◆ WHAT YOU HAVE TO DO: Copy the listing below in full and skip every picture.

Start INFORMATION PROVIDED

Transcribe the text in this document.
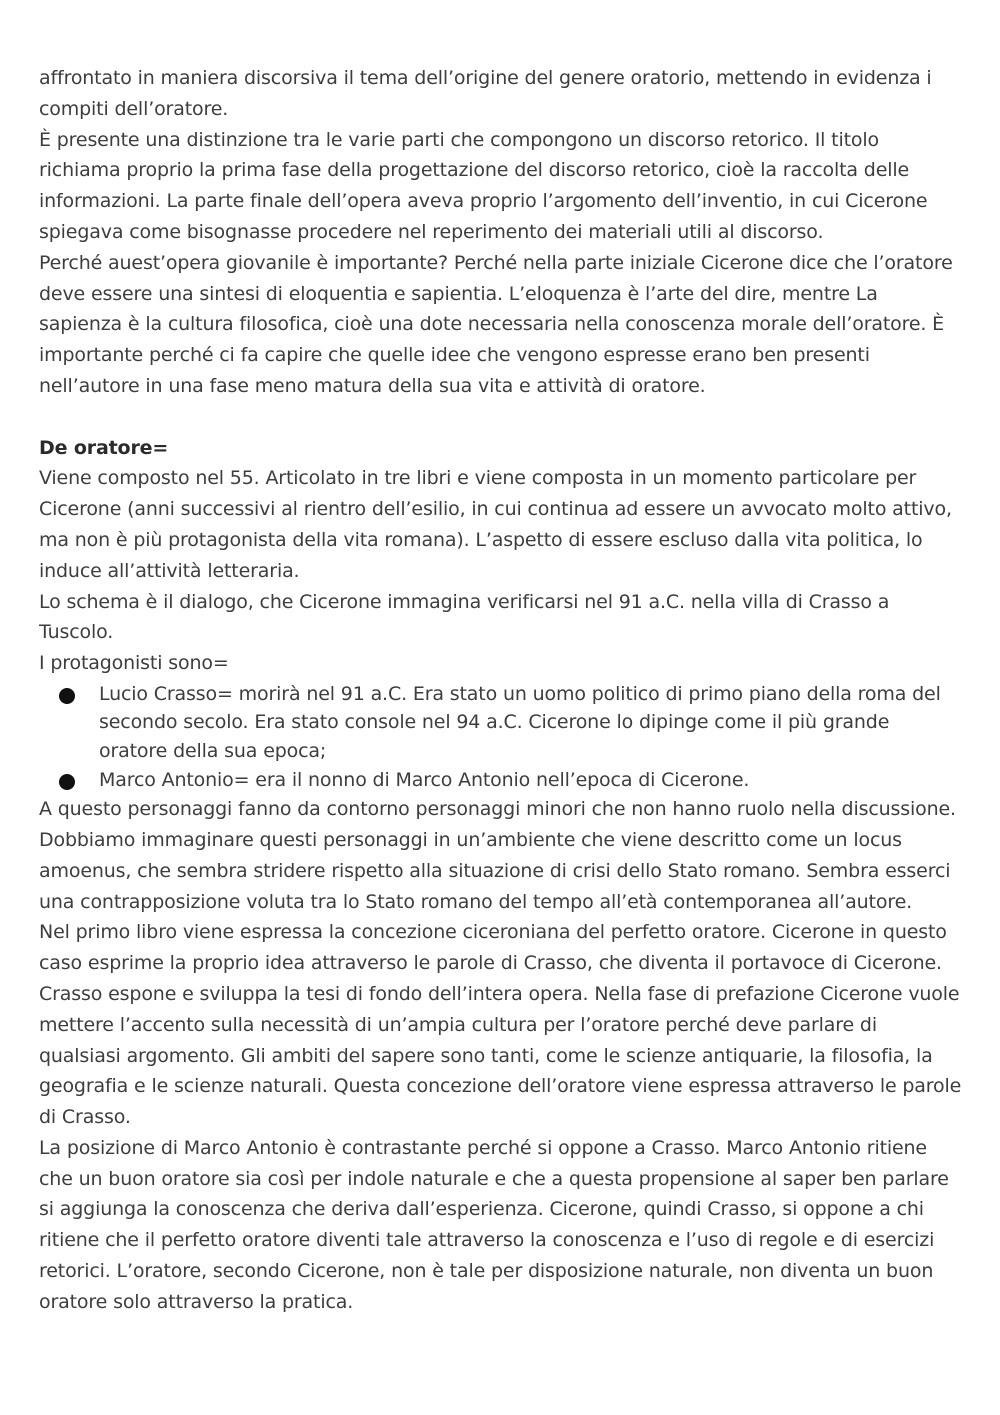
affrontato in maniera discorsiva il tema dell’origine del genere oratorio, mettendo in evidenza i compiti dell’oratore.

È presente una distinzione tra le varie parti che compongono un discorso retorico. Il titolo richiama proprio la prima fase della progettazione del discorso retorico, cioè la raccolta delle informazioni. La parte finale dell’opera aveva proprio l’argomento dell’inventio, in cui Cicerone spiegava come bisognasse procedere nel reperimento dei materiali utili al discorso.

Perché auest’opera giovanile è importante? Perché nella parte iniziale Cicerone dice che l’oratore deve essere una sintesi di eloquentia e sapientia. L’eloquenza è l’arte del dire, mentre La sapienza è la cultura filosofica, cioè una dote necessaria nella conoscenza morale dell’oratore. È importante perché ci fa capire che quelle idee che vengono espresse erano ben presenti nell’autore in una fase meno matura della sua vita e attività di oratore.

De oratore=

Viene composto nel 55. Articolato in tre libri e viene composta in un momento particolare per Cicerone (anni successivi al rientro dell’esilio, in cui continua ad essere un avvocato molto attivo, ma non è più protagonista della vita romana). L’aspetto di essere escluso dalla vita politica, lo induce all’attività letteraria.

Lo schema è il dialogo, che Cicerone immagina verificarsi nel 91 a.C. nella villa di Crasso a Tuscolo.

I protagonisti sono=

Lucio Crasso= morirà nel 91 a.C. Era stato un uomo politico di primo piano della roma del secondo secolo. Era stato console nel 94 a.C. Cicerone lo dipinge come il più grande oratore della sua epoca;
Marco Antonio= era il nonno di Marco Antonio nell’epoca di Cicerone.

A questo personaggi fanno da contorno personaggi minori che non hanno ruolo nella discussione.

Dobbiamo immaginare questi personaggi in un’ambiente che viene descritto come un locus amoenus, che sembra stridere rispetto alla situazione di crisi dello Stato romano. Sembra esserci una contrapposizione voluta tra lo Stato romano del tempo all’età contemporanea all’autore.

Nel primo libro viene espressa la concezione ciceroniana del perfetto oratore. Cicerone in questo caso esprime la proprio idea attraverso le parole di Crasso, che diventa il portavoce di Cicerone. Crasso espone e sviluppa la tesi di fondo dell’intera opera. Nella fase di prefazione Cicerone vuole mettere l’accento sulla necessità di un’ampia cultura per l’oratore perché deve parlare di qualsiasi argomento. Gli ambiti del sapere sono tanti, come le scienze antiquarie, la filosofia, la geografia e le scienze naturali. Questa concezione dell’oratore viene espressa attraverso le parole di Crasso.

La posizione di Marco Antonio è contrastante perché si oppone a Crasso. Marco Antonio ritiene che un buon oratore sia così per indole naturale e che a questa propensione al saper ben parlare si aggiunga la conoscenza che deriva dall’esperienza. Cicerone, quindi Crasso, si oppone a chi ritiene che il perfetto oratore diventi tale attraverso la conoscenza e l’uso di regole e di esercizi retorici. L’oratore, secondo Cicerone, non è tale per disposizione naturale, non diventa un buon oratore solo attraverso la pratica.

End INFORMATION PROVIDED

◆ COMPLETE ANSWER:
Transcribe the text in this document.
affrontato in maniera discorsiva il tema dell’origine del genere oratorio, mettendo in evidenza i compiti dell’oratore.

È presente una distinzione tra le varie parti che compongono un discorso retorico. Il titolo richiama proprio la prima fase della progettazione del discorso retorico, cioè la raccolta delle informazioni. La parte finale dell’opera aveva proprio l’argomento dell’inventio, in cui Cicerone spiegava come bisognasse procedere nel reperimento dei materiali utili al discorso.

Perché auest’opera giovanile è importante? Perché nella parte iniziale Cicerone dice che l’oratore deve essere una sintesi di eloquentia e sapientia. L’eloquenza è l’arte del dire, mentre La sapienza è la cultura filosofica, cioè una dote necessaria nella conoscenza morale dell’oratore. È importante perché ci fa capire che quelle idee che vengono espresse erano ben presenti nell’autore in una fase meno matura della sua vita e attività di oratore.

De oratore=

Viene composto nel 55. Articolato in tre libri e viene composta in un momento particolare per Cicerone (anni successivi al rientro dell’esilio, in cui continua ad essere un avvocato molto attivo, ma non è più protagonista della vita romana). L’aspetto di essere escluso dalla vita politica, lo induce all’attività letteraria.

Lo schema è il dialogo, che Cicerone immagina verificarsi nel 91 a.C. nella villa di Crasso a Tuscolo.

I protagonisti sono=

Lucio Crasso= morirà nel 91 a.C. Era stato un uomo politico di primo piano della roma del secondo secolo. Era stato console nel 94 a.C. Cicerone lo dipinge come il più grande oratore della sua epoca;
Marco Antonio= era il nonno di Marco Antonio nell’epoca di Cicerone.

A questo personaggi fanno da contorno personaggi minori che non hanno ruolo nella discussione.

Dobbiamo immaginare questi personaggi in un’ambiente che viene descritto come un locus amoenus, che sembra stridere rispetto alla situazione di crisi dello Stato romano. Sembra esserci una contrapposizione voluta tra lo Stato romano del tempo all’età contemporanea all’autore.

Nel primo libro viene espressa la concezione ciceroniana del perfetto oratore. Cicerone in questo caso esprime la proprio idea attraverso le parole di Crasso, che diventa il portavoce di Cicerone. Crasso espone e sviluppa la tesi di fondo dell’intera opera. Nella fase di prefazione Cicerone vuole mettere l’accento sulla necessità di un’ampia cultura per l’oratore perché deve parlare di qualsiasi argomento. Gli ambiti del sapere sono tanti, come le scienze antiquarie, la filosofia, la geografia e le scienze naturali. Questa concezione dell’oratore viene espressa attraverso le parole di Crasso.

La posizione di Marco Antonio è contrastante perché si oppone a Crasso. Marco Antonio ritiene che un buon oratore sia così per indole naturale e che a questa propensione al saper ben parlare si aggiunga la conoscenza che deriva dall’esperienza. Cicerone, quindi Crasso, si oppone a chi ritiene che il perfetto oratore diventi tale attraverso la conoscenza e l’uso di regole e di esercizi retorici. L’oratore, secondo Cicerone, non è tale per disposizione naturale, non diventa un buon oratore solo attraverso la pratica.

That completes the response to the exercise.